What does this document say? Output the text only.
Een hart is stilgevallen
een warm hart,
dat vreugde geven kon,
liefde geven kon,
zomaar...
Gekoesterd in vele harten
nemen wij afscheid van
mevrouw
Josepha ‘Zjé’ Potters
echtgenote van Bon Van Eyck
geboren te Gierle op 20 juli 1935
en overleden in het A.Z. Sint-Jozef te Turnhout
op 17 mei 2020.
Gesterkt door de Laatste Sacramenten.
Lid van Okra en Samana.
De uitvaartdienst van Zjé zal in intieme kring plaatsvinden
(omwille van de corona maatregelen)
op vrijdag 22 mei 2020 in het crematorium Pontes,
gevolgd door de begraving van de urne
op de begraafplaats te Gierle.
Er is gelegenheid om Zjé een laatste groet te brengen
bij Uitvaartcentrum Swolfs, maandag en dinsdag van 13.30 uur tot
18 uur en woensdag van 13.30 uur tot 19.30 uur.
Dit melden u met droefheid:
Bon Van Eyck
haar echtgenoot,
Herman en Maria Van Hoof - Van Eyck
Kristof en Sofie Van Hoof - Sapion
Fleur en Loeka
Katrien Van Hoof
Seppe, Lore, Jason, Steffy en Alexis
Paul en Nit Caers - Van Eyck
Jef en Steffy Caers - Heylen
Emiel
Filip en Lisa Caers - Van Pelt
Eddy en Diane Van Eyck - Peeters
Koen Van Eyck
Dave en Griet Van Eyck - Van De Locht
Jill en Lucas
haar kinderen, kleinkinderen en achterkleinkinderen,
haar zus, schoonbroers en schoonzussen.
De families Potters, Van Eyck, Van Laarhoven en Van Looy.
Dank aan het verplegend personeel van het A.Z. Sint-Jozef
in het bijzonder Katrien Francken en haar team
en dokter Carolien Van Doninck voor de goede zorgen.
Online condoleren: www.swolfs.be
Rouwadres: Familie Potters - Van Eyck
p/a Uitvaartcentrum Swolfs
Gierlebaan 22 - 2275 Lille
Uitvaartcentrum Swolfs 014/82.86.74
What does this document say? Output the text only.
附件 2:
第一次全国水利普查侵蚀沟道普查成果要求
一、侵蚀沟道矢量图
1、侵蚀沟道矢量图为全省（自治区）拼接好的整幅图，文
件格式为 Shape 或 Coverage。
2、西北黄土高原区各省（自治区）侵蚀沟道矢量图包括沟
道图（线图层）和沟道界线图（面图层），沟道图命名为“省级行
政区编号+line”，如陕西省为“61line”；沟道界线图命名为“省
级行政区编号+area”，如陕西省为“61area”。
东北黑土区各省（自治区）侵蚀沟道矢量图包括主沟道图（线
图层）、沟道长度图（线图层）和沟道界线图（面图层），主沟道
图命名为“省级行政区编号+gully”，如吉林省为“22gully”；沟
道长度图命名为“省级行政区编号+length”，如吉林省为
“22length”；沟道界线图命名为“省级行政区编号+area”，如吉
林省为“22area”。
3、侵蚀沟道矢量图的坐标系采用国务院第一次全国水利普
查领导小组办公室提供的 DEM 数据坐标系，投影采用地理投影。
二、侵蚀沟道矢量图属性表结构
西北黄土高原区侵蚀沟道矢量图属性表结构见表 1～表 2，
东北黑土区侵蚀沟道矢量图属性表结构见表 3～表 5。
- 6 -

- - - -

• Task directions: Gather all lines from the records above in which "如陕西省为" appears.

• Answer for the task:
政区编号+line”，如陕西省为“61line”；沟道界线图命名为“省
级行政区编号+area”，如陕西省为“61area”。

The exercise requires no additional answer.